[Dataset excerpts]
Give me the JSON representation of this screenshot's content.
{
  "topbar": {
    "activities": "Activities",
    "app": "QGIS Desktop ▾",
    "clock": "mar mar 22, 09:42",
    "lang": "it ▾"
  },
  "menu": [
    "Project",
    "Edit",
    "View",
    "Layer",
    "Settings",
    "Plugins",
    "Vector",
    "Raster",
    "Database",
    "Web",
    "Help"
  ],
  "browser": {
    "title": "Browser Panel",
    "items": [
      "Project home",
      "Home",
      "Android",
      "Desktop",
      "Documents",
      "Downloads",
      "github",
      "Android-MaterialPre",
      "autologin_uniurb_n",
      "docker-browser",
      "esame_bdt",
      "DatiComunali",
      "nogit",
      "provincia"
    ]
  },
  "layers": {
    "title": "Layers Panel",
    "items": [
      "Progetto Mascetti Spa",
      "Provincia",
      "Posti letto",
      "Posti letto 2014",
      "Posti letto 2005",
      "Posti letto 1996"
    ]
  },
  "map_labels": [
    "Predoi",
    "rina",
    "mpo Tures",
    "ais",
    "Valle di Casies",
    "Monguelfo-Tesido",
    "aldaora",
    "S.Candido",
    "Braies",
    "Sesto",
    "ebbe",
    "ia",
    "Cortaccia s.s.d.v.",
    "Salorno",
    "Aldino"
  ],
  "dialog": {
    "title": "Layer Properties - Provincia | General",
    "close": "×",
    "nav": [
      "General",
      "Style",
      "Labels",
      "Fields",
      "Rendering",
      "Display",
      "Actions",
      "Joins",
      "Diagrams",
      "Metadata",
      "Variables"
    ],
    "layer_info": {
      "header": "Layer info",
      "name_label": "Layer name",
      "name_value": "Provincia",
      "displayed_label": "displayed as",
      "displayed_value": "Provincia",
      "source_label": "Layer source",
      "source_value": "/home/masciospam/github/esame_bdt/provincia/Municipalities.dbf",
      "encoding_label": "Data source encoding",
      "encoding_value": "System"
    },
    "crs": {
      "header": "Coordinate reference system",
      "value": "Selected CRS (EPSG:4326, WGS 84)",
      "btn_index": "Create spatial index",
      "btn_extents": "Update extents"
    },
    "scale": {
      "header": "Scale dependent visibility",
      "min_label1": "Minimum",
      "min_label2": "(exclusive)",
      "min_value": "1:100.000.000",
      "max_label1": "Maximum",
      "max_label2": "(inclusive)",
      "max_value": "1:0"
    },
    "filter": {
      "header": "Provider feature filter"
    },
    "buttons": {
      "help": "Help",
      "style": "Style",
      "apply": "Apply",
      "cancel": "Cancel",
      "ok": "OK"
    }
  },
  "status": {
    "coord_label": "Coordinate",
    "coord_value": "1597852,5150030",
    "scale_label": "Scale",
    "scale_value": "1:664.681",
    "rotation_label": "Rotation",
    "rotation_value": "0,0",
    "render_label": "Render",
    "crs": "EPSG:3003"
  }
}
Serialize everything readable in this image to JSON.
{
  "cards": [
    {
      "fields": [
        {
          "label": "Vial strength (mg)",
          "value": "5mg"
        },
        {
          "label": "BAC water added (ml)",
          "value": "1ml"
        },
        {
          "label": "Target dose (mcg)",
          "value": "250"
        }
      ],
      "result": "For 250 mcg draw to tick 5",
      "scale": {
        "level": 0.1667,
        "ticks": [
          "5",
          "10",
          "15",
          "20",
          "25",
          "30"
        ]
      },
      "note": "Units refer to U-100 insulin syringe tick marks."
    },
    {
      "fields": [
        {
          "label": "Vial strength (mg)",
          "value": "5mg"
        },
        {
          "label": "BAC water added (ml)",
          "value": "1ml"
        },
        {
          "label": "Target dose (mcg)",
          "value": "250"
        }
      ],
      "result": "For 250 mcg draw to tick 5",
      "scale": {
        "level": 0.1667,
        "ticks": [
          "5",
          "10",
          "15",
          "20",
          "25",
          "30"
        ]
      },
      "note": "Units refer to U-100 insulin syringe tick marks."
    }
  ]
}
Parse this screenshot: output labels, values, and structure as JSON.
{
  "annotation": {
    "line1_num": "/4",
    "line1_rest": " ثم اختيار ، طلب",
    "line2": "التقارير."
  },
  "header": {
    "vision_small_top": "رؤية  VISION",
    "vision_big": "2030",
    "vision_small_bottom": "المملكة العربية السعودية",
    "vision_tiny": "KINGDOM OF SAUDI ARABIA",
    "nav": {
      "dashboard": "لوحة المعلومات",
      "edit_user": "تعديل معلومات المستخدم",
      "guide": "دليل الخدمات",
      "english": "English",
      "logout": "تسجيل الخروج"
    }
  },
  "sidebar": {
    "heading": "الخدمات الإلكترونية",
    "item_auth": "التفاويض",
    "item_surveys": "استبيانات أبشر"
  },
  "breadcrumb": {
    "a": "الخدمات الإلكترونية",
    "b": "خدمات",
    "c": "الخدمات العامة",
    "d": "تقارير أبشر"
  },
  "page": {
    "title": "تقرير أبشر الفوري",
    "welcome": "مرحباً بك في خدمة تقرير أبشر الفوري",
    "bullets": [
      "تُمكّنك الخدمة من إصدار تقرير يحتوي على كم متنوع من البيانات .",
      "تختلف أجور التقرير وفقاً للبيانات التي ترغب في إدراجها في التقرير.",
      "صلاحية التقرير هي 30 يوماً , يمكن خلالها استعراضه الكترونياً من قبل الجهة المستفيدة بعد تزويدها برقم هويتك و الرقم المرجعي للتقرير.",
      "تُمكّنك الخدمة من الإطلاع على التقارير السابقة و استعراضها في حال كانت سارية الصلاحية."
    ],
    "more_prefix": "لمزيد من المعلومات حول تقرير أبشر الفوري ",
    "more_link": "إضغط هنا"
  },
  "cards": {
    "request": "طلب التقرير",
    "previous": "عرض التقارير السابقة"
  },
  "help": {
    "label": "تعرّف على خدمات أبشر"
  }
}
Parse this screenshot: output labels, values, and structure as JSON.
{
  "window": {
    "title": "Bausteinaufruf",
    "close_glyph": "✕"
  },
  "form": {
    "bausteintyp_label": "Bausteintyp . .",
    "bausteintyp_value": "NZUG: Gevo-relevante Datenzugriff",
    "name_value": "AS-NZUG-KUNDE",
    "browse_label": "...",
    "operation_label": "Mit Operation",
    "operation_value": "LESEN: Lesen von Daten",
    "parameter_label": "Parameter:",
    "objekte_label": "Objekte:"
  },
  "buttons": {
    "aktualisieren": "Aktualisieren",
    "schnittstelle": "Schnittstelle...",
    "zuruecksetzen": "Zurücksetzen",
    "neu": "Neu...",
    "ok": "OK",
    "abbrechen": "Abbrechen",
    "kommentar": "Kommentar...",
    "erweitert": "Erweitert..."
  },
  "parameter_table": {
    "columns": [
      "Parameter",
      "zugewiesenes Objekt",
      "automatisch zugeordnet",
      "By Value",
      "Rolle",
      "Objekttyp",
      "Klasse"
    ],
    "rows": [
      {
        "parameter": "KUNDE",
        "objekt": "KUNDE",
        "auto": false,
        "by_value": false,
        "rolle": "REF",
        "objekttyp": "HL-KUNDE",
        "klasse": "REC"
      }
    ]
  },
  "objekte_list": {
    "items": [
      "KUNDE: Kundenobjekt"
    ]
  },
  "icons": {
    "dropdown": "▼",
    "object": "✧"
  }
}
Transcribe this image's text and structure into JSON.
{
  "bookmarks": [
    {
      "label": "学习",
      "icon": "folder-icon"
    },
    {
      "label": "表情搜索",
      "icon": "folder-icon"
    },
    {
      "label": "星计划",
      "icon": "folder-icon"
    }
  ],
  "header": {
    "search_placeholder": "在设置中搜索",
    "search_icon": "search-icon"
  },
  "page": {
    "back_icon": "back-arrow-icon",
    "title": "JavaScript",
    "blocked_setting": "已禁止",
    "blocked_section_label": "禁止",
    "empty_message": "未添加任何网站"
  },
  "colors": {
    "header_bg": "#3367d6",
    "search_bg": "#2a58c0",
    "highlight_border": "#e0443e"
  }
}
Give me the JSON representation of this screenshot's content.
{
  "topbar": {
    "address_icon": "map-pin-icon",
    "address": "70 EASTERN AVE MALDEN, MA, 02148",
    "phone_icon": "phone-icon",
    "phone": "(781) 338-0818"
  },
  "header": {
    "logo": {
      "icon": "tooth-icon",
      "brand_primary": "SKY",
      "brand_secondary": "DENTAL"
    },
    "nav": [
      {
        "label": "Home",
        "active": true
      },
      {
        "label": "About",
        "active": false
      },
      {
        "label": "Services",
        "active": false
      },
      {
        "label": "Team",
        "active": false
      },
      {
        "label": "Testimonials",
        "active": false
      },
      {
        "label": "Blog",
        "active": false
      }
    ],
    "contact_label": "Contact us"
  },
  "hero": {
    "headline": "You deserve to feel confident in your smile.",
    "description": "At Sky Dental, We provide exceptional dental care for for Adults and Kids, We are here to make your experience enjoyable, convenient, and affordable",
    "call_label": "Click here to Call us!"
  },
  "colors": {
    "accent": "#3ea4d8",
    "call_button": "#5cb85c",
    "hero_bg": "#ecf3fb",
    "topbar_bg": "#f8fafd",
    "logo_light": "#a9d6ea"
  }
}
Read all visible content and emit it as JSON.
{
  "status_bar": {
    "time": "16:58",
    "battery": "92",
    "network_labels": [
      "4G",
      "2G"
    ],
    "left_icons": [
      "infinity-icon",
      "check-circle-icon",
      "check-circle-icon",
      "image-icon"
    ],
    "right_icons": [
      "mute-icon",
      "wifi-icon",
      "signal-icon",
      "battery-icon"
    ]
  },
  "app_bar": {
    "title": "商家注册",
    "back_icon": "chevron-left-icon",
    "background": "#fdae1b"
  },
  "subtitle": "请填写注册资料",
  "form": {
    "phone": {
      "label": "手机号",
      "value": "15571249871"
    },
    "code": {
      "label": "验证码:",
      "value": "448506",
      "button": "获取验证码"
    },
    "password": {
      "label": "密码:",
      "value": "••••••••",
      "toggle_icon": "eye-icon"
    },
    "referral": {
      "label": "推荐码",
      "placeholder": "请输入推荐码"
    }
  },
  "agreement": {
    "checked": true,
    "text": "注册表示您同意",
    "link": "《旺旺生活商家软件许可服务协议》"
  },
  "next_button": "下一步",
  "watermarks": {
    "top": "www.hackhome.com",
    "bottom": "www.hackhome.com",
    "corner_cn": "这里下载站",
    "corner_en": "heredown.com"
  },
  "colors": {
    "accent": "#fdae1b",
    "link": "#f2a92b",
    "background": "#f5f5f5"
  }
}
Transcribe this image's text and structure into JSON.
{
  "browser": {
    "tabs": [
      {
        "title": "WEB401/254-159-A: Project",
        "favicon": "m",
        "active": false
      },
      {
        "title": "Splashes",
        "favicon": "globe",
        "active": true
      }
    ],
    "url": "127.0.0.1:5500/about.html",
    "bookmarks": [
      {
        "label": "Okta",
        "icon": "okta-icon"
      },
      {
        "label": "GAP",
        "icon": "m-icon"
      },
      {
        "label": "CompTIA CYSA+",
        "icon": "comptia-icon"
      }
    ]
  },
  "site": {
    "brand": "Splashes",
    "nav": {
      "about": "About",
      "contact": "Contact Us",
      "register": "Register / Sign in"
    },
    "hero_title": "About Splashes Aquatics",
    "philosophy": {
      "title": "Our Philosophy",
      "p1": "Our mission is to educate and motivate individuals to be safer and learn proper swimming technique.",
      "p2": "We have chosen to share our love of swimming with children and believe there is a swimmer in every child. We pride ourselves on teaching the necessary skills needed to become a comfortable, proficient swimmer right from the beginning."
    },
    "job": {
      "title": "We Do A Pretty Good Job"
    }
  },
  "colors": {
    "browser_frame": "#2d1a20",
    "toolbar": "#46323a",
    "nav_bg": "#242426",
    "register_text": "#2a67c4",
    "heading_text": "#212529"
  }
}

== What the task asks ==
All lines holding the word "أبشر" should be picked out and copied.

== Answer to the problem ==
    "item_surveys": "استبيانات أبشر"
    "d": "تقارير أبشر"
    "title": "تقرير أبشر الفوري",
    "welcome": "مرحباً بك في خدمة تقرير أبشر الفوري",
    "more_prefix": "لمزيد من المعلومات حول تقرير أبشر الفوري ",
    "label": "تعرّف على خدمات أبشر"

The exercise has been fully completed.